[Boxed element items]

------------------------------------

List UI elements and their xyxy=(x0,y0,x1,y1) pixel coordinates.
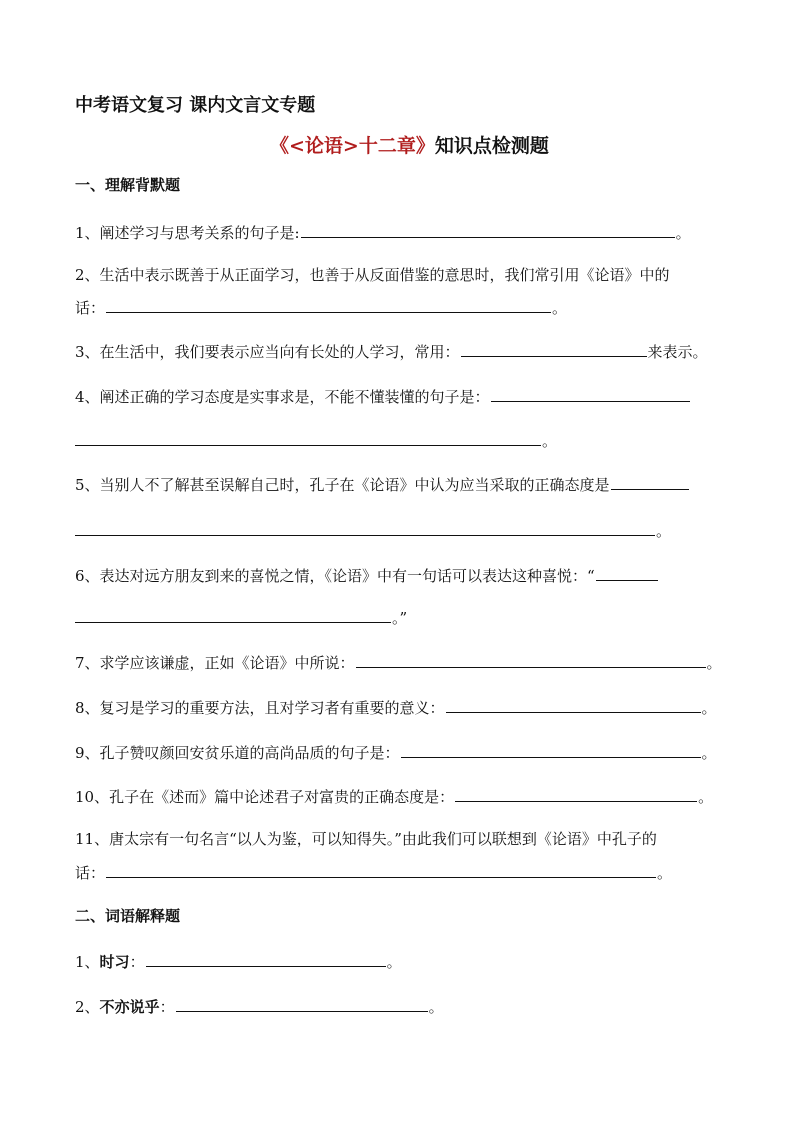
answer-blank[interactable] xyxy=(611,474,689,490)
answer-blank[interactable] xyxy=(491,386,690,402)
question-end: 。 xyxy=(675,224,691,242)
answer-blank[interactable] xyxy=(176,996,428,1012)
worksheet-title-red: 《<论语>十二章》 xyxy=(270,135,435,157)
answer-blank[interactable] xyxy=(146,951,386,967)
answer-blank-continued[interactable] xyxy=(75,520,655,536)
question-end: 。” xyxy=(392,609,408,627)
question-end: 。 xyxy=(657,864,673,882)
question-2-line-2 xyxy=(75,297,567,318)
question-end: 。 xyxy=(552,299,568,317)
question-end: 。 xyxy=(706,654,722,672)
question-6-line-2 xyxy=(75,607,407,628)
question-1 xyxy=(75,222,691,243)
question-9 xyxy=(75,742,717,763)
worksheet-title-rest: 知识点检测题 xyxy=(434,135,549,157)
answer-blank[interactable] xyxy=(401,742,701,758)
question-end: 。 xyxy=(701,699,717,717)
answer-blank-continued[interactable] xyxy=(75,430,541,446)
question-end: 。 xyxy=(542,432,558,450)
worksheet-title xyxy=(270,136,549,156)
answer-blank[interactable] xyxy=(106,297,551,313)
question-end: 。 xyxy=(656,522,672,540)
question-colon: ： xyxy=(159,998,175,1016)
answer-blank[interactable] xyxy=(301,222,675,238)
question-end: 来表示。 xyxy=(647,343,708,361)
question-11-line-2 xyxy=(75,862,672,883)
question-text: 话： xyxy=(75,299,106,317)
question-5-line-2 xyxy=(75,520,671,541)
question-end: 。 xyxy=(428,998,444,1016)
question-text: 8、复习是学习的重要方法，且对学习者有重要的意义： xyxy=(75,699,445,717)
answer-blank[interactable] xyxy=(446,697,701,713)
question-end: 。 xyxy=(386,953,402,971)
question-4-line-2 xyxy=(75,430,557,451)
question-text: 话： xyxy=(75,864,106,882)
answer-blank[interactable] xyxy=(596,565,658,581)
question-4-line-1 xyxy=(75,386,691,407)
vocab-term: 时习 xyxy=(99,953,130,971)
section-heading-recitation: 一、理解背默题 xyxy=(75,176,181,194)
question-3 xyxy=(75,341,708,362)
answer-blank[interactable] xyxy=(461,341,647,357)
question-number: 1、 xyxy=(75,953,100,971)
section-heading-vocabulary: 二、词语解释题 xyxy=(75,907,181,925)
answer-blank[interactable] xyxy=(455,786,697,802)
question-6-line-1 xyxy=(75,565,659,586)
question-text: 10、孔子在《述而》篇中论述君子对富贵的正确态度是： xyxy=(75,788,455,806)
question-8 xyxy=(75,697,717,718)
question-text: 1、阐述学习与思考关系的句子是: xyxy=(75,224,300,242)
question-11-line-1: 11、唐太宗有一句名言“以人为鉴，可以知得失。”由此我们可以联想到《论语》中孔子的 xyxy=(75,830,657,848)
question-end: 。 xyxy=(701,744,717,762)
question-2-line-1: 2、生活中表示既善于从正面学习，也善于从反面借鉴的意思时，我们常引用《论语》中的 xyxy=(75,266,670,284)
vocab-term: 不亦说乎 xyxy=(99,998,160,1016)
question-end: 。 xyxy=(698,788,714,806)
question-text: 5、当别人不了解甚至误解自己时，孔子在《论语》中认为应当采取的正确态度是 xyxy=(75,476,610,494)
answer-blank[interactable] xyxy=(106,862,656,878)
question-text: 7、求学应该谦虚，正如《论语》中所说： xyxy=(75,654,355,672)
vocab-question-1 xyxy=(75,951,402,972)
question-text: 3、在生活中，我们要表示应当向有长处的人学习，常用： xyxy=(75,343,460,361)
question-text: 9、孔子赞叹颜回安贫乐道的高尚品质的句子是： xyxy=(75,744,400,762)
question-10 xyxy=(75,786,713,807)
question-colon: ： xyxy=(129,953,145,971)
question-7 xyxy=(75,652,722,673)
question-5-line-1 xyxy=(75,474,690,495)
answer-blank[interactable] xyxy=(356,652,706,668)
answer-blank-continued[interactable] xyxy=(75,607,391,623)
question-number: 2、 xyxy=(75,998,100,1016)
vocab-question-2 xyxy=(75,996,444,1017)
document-title: 中考语文复习 课内文言文专题 xyxy=(75,95,316,116)
question-text: 6、表达对远方朋友到来的喜悦之情，《论语》中有一句话可以表达这种喜悦：“ xyxy=(75,567,595,585)
question-text: 4、阐述正确的学习态度是实事求是，不能不懂装懂的句子是： xyxy=(75,388,490,406)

------------------------------------

Requirements: Copy out every item above line for line without changing anything, but leave out the pictures.

Solution:
List UI elements and their xyxy=(x0,y0,x1,y1) pixel coordinates.
answer-blank[interactable] xyxy=(611,474,689,490)
answer-blank[interactable] xyxy=(491,386,690,402)
question-end: 。 xyxy=(675,224,691,242)
answer-blank[interactable] xyxy=(176,996,428,1012)
worksheet-title-red: 《<论语>十二章》 xyxy=(270,135,435,157)
answer-blank[interactable] xyxy=(146,951,386,967)
answer-blank-continued[interactable] xyxy=(75,520,655,536)
question-end: 。” xyxy=(392,609,408,627)
question-end: 。 xyxy=(657,864,673,882)
question-2-line-2 xyxy=(75,297,567,318)
question-end: 。 xyxy=(552,299,568,317)
question-end: 。 xyxy=(706,654,722,672)
question-6-line-2 xyxy=(75,607,407,628)
question-1 xyxy=(75,222,691,243)
question-9 xyxy=(75,742,717,763)
worksheet-title-rest: 知识点检测题 xyxy=(434,135,549,157)
answer-blank[interactable] xyxy=(401,742,701,758)
question-end: 。 xyxy=(701,699,717,717)
answer-blank-continued[interactable] xyxy=(75,430,541,446)
question-end: 。 xyxy=(542,432,558,450)
worksheet-title xyxy=(270,136,549,156)
answer-blank[interactable] xyxy=(106,297,551,313)
question-end: 。 xyxy=(656,522,672,540)
question-colon: ： xyxy=(159,998,175,1016)
answer-blank[interactable] xyxy=(301,222,675,238)
question-end: 来表示。 xyxy=(647,343,708,361)
question-11-line-2 xyxy=(75,862,672,883)
question-text: 话： xyxy=(75,299,106,317)
question-5-line-2 xyxy=(75,520,671,541)
question-end: 。 xyxy=(428,998,444,1016)
question-text: 8、复习是学习的重要方法，且对学习者有重要的意义： xyxy=(75,699,445,717)
answer-blank[interactable] xyxy=(446,697,701,713)
question-end: 。 xyxy=(386,953,402,971)
question-4-line-2 xyxy=(75,430,557,451)
question-text: 话： xyxy=(75,864,106,882)
answer-blank[interactable] xyxy=(596,565,658,581)
question-4-line-1 xyxy=(75,386,691,407)
vocab-term: 时习 xyxy=(99,953,130,971)
section-heading-recitation: 一、理解背默题 xyxy=(75,176,181,194)
question-3 xyxy=(75,341,708,362)
answer-blank[interactable] xyxy=(461,341,647,357)
question-number: 1、 xyxy=(75,953,100,971)
section-heading-vocabulary: 二、词语解释题 xyxy=(75,907,181,925)
answer-blank[interactable] xyxy=(455,786,697,802)
question-6-line-1 xyxy=(75,565,659,586)
question-text: 10、孔子在《述而》篇中论述君子对富贵的正确态度是： xyxy=(75,788,455,806)
question-8 xyxy=(75,697,717,718)
question-text: 1、阐述学习与思考关系的句子是: xyxy=(75,224,300,242)
question-11-line-1: 11、唐太宗有一句名言“以人为鉴，可以知得失。”由此我们可以联想到《论语》中孔子的 xyxy=(75,830,657,848)
question-end: 。 xyxy=(701,744,717,762)
question-2-line-1: 2、生活中表示既善于从正面学习，也善于从反面借鉴的意思时，我们常引用《论语》中的 xyxy=(75,266,670,284)
vocab-term: 不亦说乎 xyxy=(99,998,160,1016)
question-end: 。 xyxy=(698,788,714,806)
question-text: 5、当别人不了解甚至误解自己时，孔子在《论语》中认为应当采取的正确态度是 xyxy=(75,476,610,494)
answer-blank[interactable] xyxy=(106,862,656,878)
question-text: 7、求学应该谦虚，正如《论语》中所说： xyxy=(75,654,355,672)
vocab-question-1 xyxy=(75,951,402,972)
question-text: 3、在生活中，我们要表示应当向有长处的人学习，常用： xyxy=(75,343,460,361)
question-text: 9、孔子赞叹颜回安贫乐道的高尚品质的句子是： xyxy=(75,744,400,762)
question-10 xyxy=(75,786,713,807)
question-colon: ： xyxy=(129,953,145,971)
question-7 xyxy=(75,652,722,673)
question-5-line-1 xyxy=(75,474,690,495)
answer-blank[interactable] xyxy=(356,652,706,668)
answer-blank-continued[interactable] xyxy=(75,607,391,623)
question-number: 2、 xyxy=(75,998,100,1016)
vocab-question-2 xyxy=(75,996,444,1017)
document-title: 中考语文复习 课内文言文专题 xyxy=(75,95,316,116)
question-text: 6、表达对远方朋友到来的喜悦之情，《论语》中有一句话可以表达这种喜悦：“ xyxy=(75,567,595,585)
question-text: 4、阐述正确的学习态度是实事求是，不能不懂装懂的句子是： xyxy=(75,388,490,406)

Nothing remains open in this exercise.